▸ **EXERCISE BRIEF**
Pull out every line of the listing below where "content" appears.

▸ **PROVIDED DATA**
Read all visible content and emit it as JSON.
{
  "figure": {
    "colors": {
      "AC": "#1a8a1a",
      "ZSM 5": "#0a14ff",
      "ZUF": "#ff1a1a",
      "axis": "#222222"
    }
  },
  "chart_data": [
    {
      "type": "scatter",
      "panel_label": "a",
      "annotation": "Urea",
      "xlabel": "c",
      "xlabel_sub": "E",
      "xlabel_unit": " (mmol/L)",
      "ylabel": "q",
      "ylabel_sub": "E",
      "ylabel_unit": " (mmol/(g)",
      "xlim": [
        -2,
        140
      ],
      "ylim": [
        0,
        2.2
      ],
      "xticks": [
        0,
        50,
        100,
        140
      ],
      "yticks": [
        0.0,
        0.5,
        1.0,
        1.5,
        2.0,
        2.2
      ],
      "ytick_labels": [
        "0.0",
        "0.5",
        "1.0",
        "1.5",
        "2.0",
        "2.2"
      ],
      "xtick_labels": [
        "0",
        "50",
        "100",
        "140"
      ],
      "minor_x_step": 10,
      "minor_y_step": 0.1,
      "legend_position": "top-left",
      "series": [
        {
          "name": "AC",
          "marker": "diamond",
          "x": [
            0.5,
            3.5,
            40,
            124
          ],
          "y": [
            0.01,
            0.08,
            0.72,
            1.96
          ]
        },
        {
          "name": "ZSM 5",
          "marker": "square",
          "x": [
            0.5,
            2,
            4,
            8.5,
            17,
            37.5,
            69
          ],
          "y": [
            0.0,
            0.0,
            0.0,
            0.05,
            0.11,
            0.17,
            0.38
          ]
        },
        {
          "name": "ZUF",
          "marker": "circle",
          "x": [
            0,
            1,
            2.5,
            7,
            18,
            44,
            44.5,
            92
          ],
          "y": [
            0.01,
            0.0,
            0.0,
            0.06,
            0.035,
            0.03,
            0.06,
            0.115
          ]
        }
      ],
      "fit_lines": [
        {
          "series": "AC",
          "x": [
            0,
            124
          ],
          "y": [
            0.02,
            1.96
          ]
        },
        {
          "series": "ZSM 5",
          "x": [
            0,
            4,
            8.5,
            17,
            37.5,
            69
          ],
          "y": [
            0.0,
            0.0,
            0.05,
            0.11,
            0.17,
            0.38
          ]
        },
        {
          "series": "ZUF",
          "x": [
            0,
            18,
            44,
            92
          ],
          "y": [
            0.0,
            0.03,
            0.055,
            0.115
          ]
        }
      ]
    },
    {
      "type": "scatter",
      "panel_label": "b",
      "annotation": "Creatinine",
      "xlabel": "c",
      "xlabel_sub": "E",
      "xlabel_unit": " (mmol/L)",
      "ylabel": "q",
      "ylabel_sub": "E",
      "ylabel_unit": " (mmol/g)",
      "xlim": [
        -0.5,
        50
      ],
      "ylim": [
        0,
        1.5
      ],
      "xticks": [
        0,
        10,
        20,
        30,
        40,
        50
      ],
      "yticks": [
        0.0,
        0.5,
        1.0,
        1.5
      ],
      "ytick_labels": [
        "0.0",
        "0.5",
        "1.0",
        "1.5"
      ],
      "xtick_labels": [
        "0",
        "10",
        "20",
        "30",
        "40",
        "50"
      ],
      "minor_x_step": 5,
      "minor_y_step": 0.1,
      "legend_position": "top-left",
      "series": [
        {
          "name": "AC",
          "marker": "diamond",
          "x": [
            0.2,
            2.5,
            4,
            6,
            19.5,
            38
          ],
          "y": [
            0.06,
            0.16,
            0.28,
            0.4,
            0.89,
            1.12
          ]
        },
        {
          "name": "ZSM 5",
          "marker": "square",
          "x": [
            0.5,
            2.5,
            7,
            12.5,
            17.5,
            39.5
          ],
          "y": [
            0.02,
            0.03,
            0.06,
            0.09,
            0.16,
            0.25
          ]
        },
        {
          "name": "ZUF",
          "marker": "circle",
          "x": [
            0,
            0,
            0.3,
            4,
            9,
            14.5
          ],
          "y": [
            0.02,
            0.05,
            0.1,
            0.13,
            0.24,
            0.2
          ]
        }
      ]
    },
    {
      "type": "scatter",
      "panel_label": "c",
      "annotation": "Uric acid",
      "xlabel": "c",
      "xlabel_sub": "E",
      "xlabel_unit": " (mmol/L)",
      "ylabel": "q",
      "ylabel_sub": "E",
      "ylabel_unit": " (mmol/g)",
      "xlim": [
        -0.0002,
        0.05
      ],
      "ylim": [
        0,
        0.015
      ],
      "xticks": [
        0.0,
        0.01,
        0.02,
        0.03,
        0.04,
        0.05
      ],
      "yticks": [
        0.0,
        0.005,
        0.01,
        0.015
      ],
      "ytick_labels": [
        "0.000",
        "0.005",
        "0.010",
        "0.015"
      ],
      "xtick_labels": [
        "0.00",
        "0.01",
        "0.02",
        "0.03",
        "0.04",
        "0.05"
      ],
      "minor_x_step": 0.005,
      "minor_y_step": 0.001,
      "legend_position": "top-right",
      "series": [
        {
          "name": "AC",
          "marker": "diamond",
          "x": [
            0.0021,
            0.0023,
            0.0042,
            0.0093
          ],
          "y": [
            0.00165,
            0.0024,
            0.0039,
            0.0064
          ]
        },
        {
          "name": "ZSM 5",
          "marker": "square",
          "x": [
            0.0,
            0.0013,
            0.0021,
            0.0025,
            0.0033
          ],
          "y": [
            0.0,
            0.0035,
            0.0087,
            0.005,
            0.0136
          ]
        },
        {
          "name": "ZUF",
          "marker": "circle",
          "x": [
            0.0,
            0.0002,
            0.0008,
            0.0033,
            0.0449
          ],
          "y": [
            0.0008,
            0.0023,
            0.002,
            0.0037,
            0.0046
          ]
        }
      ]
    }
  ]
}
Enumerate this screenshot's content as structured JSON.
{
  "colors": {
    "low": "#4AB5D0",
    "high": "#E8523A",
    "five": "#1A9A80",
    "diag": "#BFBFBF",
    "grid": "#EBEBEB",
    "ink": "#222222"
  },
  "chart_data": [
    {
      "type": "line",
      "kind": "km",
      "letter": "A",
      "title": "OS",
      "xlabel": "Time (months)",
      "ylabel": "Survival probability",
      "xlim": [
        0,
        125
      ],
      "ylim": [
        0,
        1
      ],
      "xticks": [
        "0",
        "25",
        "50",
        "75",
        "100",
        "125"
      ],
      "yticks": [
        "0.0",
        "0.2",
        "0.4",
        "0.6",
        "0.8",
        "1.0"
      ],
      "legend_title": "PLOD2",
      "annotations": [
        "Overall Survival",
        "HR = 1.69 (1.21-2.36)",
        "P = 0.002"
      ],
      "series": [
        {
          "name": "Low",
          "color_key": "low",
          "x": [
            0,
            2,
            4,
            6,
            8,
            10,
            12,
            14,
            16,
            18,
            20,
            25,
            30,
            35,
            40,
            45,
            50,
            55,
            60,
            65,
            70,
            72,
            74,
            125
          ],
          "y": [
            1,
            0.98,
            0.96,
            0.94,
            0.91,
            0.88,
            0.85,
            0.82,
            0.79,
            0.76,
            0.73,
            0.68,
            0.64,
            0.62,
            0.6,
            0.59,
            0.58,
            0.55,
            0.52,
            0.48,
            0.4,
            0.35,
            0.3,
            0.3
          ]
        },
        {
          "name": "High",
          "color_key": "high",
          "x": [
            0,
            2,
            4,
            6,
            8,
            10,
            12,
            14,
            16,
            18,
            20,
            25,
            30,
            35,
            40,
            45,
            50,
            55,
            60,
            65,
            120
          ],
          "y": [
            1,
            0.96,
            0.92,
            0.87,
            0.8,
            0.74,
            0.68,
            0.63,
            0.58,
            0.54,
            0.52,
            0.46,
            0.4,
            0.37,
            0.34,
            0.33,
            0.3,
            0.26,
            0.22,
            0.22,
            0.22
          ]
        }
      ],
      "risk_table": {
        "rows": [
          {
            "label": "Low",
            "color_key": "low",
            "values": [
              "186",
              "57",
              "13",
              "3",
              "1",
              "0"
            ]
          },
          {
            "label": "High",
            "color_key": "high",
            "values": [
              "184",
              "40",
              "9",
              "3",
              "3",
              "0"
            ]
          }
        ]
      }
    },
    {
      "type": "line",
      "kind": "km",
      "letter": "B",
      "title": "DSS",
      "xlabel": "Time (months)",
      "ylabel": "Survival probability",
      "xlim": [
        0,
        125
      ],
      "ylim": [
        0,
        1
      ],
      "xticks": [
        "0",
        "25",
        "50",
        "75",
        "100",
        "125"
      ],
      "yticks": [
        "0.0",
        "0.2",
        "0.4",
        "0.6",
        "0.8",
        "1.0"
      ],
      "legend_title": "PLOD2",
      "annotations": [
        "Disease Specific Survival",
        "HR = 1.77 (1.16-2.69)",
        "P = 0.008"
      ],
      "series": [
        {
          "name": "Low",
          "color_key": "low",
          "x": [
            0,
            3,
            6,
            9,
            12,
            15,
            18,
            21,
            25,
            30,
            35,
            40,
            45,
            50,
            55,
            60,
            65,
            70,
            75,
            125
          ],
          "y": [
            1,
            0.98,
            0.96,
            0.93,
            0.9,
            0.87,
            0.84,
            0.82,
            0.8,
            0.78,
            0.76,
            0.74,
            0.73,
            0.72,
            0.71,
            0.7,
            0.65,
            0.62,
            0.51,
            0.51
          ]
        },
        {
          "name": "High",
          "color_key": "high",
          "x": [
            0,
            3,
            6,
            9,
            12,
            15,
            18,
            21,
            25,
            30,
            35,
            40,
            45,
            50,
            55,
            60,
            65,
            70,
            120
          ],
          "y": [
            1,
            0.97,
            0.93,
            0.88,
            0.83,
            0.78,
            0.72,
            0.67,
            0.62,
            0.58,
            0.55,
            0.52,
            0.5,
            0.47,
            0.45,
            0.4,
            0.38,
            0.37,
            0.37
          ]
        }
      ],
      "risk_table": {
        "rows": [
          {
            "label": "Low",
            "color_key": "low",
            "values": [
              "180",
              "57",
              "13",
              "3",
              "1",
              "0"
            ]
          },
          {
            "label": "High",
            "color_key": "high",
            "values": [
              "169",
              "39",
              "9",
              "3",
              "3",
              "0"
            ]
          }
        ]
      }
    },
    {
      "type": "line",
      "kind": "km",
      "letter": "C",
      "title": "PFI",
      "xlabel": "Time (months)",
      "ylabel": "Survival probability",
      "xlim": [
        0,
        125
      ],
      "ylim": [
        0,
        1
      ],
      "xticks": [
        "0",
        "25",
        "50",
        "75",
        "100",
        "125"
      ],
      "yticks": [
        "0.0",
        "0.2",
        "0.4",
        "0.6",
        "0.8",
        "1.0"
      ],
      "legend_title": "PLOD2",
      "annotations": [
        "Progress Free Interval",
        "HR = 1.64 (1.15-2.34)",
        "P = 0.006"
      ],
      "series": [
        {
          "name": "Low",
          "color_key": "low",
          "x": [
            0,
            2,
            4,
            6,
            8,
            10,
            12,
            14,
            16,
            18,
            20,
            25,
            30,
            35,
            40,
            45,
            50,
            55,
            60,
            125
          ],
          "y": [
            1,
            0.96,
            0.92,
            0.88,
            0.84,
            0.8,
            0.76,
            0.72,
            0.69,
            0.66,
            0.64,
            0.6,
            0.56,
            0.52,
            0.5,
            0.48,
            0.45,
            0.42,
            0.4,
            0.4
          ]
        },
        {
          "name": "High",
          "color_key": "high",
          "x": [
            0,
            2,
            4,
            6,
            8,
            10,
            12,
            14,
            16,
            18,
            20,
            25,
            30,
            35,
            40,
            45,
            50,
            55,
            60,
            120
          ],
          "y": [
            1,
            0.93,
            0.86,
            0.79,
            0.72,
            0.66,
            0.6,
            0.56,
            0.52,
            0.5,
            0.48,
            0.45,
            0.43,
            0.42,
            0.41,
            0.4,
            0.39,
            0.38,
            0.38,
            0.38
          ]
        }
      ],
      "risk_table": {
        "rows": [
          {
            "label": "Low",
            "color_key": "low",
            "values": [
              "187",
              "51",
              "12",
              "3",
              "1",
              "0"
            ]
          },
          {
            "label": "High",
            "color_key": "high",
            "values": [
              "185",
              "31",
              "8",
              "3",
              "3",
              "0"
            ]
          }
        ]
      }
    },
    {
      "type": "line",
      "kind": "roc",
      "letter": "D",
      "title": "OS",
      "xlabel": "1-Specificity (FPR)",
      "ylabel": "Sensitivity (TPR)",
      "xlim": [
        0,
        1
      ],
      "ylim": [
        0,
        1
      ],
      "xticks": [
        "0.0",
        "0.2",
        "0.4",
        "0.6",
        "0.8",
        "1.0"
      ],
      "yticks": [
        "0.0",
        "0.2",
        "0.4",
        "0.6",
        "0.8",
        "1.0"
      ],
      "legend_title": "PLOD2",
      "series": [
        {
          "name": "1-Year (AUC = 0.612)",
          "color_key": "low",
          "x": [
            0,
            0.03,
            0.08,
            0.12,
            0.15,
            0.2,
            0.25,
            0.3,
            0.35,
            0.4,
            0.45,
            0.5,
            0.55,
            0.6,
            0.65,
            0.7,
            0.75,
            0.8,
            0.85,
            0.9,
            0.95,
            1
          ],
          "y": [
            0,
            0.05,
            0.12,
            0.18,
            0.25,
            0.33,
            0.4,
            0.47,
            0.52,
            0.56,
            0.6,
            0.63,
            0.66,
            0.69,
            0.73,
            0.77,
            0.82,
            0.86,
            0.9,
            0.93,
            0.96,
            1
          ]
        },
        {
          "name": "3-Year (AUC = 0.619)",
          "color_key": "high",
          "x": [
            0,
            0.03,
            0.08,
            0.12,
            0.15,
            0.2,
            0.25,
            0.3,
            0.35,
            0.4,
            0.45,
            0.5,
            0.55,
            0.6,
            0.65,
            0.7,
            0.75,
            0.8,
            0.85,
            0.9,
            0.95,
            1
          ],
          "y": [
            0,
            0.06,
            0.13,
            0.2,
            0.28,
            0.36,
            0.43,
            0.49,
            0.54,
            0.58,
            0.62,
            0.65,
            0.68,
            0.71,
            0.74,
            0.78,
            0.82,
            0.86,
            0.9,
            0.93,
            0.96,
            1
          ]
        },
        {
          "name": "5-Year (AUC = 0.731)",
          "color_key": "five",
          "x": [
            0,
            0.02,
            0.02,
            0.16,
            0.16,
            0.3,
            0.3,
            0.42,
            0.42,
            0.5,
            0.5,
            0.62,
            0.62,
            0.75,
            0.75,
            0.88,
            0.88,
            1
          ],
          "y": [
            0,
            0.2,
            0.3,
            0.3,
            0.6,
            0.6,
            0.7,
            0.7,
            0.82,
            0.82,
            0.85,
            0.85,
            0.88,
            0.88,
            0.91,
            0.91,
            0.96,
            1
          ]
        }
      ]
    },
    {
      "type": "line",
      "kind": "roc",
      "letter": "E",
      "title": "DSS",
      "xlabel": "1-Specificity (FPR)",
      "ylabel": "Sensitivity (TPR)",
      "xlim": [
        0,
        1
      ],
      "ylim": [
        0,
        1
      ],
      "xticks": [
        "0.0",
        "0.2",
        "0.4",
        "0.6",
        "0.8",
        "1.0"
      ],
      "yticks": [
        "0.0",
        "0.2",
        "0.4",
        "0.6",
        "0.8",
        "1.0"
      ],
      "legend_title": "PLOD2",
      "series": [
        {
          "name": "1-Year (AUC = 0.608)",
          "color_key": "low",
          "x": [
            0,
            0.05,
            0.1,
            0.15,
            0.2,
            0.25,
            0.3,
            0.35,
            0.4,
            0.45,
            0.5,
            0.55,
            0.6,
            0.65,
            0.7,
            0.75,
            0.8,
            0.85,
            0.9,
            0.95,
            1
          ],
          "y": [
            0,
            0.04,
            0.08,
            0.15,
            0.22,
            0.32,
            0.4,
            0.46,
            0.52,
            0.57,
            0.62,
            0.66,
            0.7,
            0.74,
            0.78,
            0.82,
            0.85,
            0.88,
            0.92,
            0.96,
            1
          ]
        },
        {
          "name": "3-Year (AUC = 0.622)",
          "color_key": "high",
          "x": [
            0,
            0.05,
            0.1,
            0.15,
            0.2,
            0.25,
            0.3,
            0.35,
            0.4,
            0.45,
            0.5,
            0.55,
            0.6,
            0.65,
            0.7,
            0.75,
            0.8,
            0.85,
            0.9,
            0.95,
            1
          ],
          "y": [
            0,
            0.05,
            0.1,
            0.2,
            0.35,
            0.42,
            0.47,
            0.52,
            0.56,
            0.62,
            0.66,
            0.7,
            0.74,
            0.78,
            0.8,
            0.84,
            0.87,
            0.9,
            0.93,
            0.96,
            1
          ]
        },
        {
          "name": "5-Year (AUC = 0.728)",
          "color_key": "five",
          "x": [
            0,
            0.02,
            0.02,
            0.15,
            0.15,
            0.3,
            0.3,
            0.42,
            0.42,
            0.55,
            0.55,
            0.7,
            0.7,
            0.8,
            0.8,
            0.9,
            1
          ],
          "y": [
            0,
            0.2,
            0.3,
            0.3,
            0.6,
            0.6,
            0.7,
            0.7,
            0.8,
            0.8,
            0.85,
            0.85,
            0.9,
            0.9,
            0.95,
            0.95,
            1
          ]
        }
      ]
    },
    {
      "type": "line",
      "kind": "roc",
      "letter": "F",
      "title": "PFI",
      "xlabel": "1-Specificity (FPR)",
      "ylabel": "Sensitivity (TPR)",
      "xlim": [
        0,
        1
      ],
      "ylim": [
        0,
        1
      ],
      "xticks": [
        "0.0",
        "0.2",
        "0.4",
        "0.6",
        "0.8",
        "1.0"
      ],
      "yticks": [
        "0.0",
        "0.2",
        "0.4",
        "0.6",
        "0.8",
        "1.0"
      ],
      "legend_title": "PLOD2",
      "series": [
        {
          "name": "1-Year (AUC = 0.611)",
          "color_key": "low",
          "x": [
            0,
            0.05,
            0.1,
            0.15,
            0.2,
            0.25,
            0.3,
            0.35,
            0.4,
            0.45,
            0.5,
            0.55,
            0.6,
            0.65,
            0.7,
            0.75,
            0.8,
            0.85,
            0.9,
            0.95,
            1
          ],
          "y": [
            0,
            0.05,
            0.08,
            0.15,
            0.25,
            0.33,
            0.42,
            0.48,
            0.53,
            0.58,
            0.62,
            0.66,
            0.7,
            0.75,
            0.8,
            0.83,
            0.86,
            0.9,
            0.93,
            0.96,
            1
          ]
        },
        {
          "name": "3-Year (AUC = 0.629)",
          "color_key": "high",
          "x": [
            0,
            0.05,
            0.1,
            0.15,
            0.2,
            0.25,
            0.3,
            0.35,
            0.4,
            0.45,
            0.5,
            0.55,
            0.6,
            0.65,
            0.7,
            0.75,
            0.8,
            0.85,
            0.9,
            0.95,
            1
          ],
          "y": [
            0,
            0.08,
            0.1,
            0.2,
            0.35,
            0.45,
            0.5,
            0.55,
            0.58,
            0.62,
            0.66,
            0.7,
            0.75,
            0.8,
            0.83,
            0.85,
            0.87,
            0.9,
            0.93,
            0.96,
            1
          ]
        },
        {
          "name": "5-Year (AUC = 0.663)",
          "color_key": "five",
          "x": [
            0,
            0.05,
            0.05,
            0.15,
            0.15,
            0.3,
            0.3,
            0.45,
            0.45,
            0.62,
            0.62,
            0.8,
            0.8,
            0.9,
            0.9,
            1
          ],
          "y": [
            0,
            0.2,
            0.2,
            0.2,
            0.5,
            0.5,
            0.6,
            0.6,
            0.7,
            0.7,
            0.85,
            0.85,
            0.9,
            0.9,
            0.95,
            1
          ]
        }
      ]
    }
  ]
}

▸ **SOLUTION TO THIS TASK**
Read all visible content and emit it as JSON.
Enumerate this screenshot's content as structured JSON.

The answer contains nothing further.